*Set task:*
Return each line of the records with nothing changed, pictures excepted.

*Dataset records:*
---*---
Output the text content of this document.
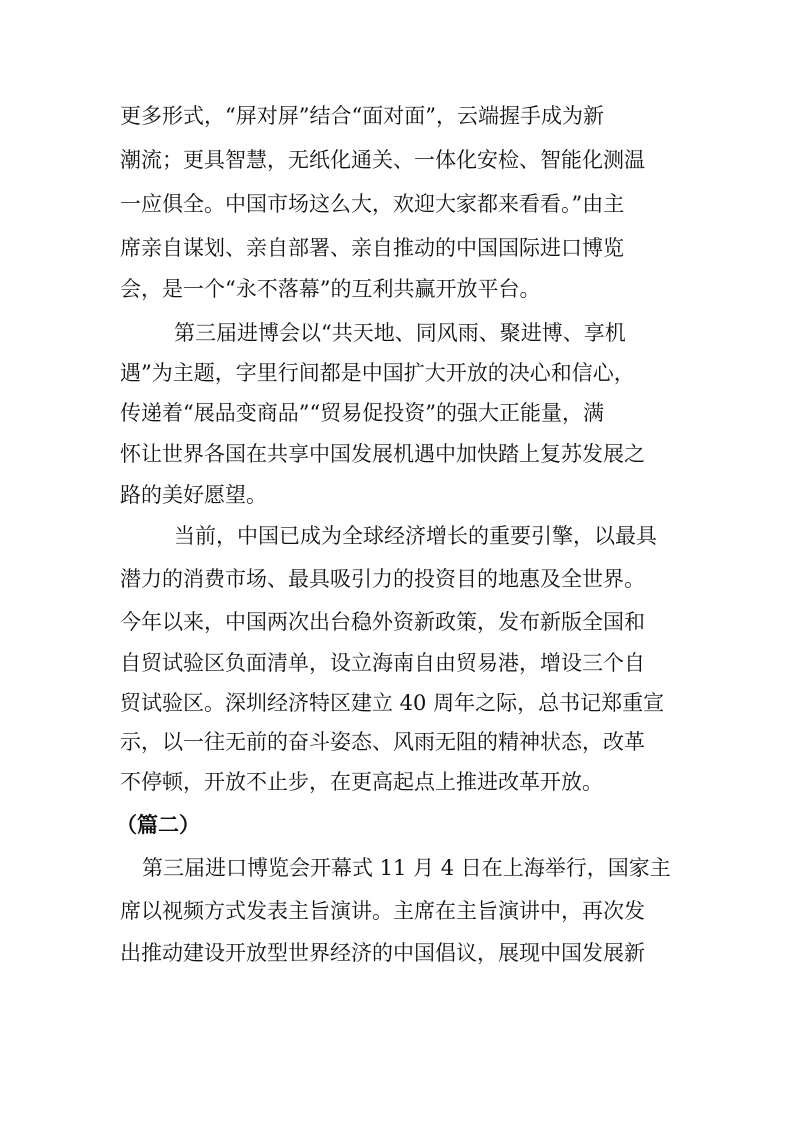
更多形式，“屏对屏”结合“面对面”，云端握手成为新
潮流；更具智慧，无纸化通关、一体化安检、智能化测温
一应俱全。中国市场这么大，欢迎大家都来看看。”由主
席亲自谋划、亲自部署、亲自推动的中国国际进口博览
会，是一个“永不落幕”的互利共赢开放平台。
第三届进博会以“共天地、同风雨、聚进博、享机
遇”为主题，字里行间都是中国扩大开放的决心和信心，
传递着“展品变商品”“贸易促投资”的强大正能量，满
怀让世界各国在共享中国发展机遇中加快踏上复苏发展之
路的美好愿望。
当前，中国已成为全球经济增长的重要引擎，以最具
潜力的消费市场、最具吸引力的投资目的地惠及全世界。
今年以来，中国两次出台稳外资新政策，发布新版全国和
自贸试验区负面清单，设立海南自由贸易港，增设三个自
贸试验区。深圳经济特区建立 40 周年之际，总书记郑重宣
示，以一往无前的奋斗姿态、风雨无阻的精神状态，改革
不停顿，开放不止步，在更高起点上推进改革开放。
（篇二）
第三届进口博览会开幕式 11 月 4 日在上海举行，国家主
席以视频方式发表主旨演讲。主席在主旨演讲中，再次发
出推动建设开放型世界经济的中国倡议，展现中国发展新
---*---
*Correct response:*
Output the text content of this document.
更多形式，“屏对屏”结合“面对面”，云端握手成为新
潮流；更具智慧，无纸化通关、一体化安检、智能化测温
一应俱全。中国市场这么大，欢迎大家都来看看。”由主
席亲自谋划、亲自部署、亲自推动的中国国际进口博览
会，是一个“永不落幕”的互利共赢开放平台。
第三届进博会以“共天地、同风雨、聚进博、享机
遇”为主题，字里行间都是中国扩大开放的决心和信心，
传递着“展品变商品”“贸易促投资”的强大正能量，满
怀让世界各国在共享中国发展机遇中加快踏上复苏发展之
路的美好愿望。
当前，中国已成为全球经济增长的重要引擎，以最具
潜力的消费市场、最具吸引力的投资目的地惠及全世界。
今年以来，中国两次出台稳外资新政策，发布新版全国和
自贸试验区负面清单，设立海南自由贸易港，增设三个自
贸试验区。深圳经济特区建立 40 周年之际，总书记郑重宣
示，以一往无前的奋斗姿态、风雨无阻的精神状态，改革
不停顿，开放不止步，在更高起点上推进改革开放。
（篇二）
第三届进口博览会开幕式 11 月 4 日在上海举行，国家主
席以视频方式发表主旨演讲。主席在主旨演讲中，再次发
出推动建设开放型世界经济的中国倡议，展现中国发展新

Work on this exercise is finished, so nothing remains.